Figure record extracts:
------------------------------------------------

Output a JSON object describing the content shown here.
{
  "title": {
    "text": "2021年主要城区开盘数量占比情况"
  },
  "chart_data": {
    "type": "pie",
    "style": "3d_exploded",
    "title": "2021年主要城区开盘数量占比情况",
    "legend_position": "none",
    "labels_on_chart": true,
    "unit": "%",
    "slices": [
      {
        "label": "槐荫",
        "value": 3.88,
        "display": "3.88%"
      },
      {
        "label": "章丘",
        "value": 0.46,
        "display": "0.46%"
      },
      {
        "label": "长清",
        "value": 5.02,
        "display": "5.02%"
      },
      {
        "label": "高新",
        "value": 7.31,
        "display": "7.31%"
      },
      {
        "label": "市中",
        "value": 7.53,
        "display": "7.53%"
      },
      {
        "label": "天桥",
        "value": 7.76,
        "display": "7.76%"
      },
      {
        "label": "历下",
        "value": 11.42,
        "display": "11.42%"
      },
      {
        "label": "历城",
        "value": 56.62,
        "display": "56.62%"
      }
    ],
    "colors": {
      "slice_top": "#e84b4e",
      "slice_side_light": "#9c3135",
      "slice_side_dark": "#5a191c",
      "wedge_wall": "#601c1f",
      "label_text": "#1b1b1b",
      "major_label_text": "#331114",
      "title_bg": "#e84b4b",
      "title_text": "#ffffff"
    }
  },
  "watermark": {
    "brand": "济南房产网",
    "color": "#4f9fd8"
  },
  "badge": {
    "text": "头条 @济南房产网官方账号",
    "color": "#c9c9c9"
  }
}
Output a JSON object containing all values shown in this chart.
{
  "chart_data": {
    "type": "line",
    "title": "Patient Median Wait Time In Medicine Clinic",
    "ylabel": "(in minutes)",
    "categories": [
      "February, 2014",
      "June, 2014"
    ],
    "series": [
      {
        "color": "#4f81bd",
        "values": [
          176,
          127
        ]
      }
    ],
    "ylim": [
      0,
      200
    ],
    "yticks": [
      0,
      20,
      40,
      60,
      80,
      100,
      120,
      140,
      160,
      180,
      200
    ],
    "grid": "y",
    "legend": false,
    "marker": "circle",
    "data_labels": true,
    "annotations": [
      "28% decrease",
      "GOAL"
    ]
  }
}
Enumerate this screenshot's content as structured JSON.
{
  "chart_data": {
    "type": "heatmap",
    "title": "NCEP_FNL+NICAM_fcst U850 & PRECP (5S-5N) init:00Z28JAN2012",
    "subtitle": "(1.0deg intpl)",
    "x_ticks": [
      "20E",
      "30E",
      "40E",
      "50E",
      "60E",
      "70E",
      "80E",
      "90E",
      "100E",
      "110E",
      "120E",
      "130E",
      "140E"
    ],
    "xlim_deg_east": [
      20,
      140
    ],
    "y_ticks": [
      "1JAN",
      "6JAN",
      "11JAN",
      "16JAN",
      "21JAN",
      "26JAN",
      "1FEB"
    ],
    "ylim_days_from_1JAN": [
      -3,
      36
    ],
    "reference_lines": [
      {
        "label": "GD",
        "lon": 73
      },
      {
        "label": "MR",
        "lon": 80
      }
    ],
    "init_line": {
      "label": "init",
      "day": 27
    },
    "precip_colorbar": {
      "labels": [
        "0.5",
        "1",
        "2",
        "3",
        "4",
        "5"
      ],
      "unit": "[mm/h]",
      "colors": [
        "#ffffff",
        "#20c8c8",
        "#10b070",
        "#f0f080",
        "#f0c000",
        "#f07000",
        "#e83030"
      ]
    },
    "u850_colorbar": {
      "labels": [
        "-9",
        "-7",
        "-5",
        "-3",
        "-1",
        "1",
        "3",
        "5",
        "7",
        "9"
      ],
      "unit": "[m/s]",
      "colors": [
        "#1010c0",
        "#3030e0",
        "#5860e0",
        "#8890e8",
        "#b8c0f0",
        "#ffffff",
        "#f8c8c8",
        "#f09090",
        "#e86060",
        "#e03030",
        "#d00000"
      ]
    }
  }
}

------------------------------------------------

Take the entries and copy them out exactly.

*Solution*:
Output a JSON object describing the content shown here.
{
  "title": {
    "text": "2021年主要城区开盘数量占比情况"
  },
  "chart_data": {
    "type": "pie",
    "style": "3d_exploded",
    "title": "2021年主要城区开盘数量占比情况",
    "legend_position": "none",
    "labels_on_chart": true,
    "unit": "%",
    "slices": [
      {
        "label": "槐荫",
        "value": 3.88,
        "display": "3.88%"
      },
      {
        "label": "章丘",
        "value": 0.46,
        "display": "0.46%"
      },
      {
        "label": "长清",
        "value": 5.02,
        "display": "5.02%"
      },
      {
        "label": "高新",
        "value": 7.31,
        "display": "7.31%"
      },
      {
        "label": "市中",
        "value": 7.53,
        "display": "7.53%"
      },
      {
        "label": "天桥",
        "value": 7.76,
        "display": "7.76%"
      },
      {
        "label": "历下",
        "value": 11.42,
        "display": "11.42%"
      },
      {
        "label": "历城",
        "value": 56.62,
        "display": "56.62%"
      }
    ],
    "colors": {
      "slice_top": "#e84b4e",
      "slice_side_light": "#9c3135",
      "slice_side_dark": "#5a191c",
      "wedge_wall": "#601c1f",
      "label_text": "#1b1b1b",
      "major_label_text": "#331114",
      "title_bg": "#e84b4b",
      "title_text": "#ffffff"
    }
  },
  "watermark": {
    "brand": "济南房产网",
    "color": "#4f9fd8"
  },
  "badge": {
    "text": "头条 @济南房产网官方账号",
    "color": "#c9c9c9"
  }
}
Output a JSON object containing all values shown in this chart.
{
  "chart_data": {
    "type": "line",
    "title": "Patient Median Wait Time In Medicine Clinic",
    "ylabel": "(in minutes)",
    "categories": [
      "February, 2014",
      "June, 2014"
    ],
    "series": [
      {
        "color": "#4f81bd",
        "values": [
          176,
          127
        ]
      }
    ],
    "ylim": [
      0,
      200
    ],
    "yticks": [
      0,
      20,
      40,
      60,
      80,
      100,
      120,
      140,
      160,
      180,
      200
    ],
    "grid": "y",
    "legend": false,
    "marker": "circle",
    "data_labels": true,
    "annotations": [
      "28% decrease",
      "GOAL"
    ]
  }
}
Enumerate this screenshot's content as structured JSON.
{
  "chart_data": {
    "type": "heatmap",
    "title": "NCEP_FNL+NICAM_fcst U850 & PRECP (5S-5N) init:00Z28JAN2012",
    "subtitle": "(1.0deg intpl)",
    "x_ticks": [
      "20E",
      "30E",
      "40E",
      "50E",
      "60E",
      "70E",
      "80E",
      "90E",
      "100E",
      "110E",
      "120E",
      "130E",
      "140E"
    ],
    "xlim_deg_east": [
      20,
      140
    ],
    "y_ticks": [
      "1JAN",
      "6JAN",
      "11JAN",
      "16JAN",
      "21JAN",
      "26JAN",
      "1FEB"
    ],
    "ylim_days_from_1JAN": [
      -3,
      36
    ],
    "reference_lines": [
      {
        "label": "GD",
        "lon": 73
      },
      {
        "label": "MR",
        "lon": 80
      }
    ],
    "init_line": {
      "label": "init",
      "day": 27
    },
    "precip_colorbar": {
      "labels": [
        "0.5",
        "1",
        "2",
        "3",
        "4",
        "5"
      ],
      "unit": "[mm/h]",
      "colors": [
        "#ffffff",
        "#20c8c8",
        "#10b070",
        "#f0f080",
        "#f0c000",
        "#f07000",
        "#e83030"
      ]
    },
    "u850_colorbar": {
      "labels": [
        "-9",
        "-7",
        "-5",
        "-3",
        "-1",
        "1",
        "3",
        "5",
        "7",
        "9"
      ],
      "unit": "[m/s]",
      "colors": [
        "#1010c0",
        "#3030e0",
        "#5860e0",
        "#8890e8",
        "#b8c0f0",
        "#ffffff",
        "#f8c8c8",
        "#f09090",
        "#e86060",
        "#e03030",
        "#d00000"
      ]
    }
  }
}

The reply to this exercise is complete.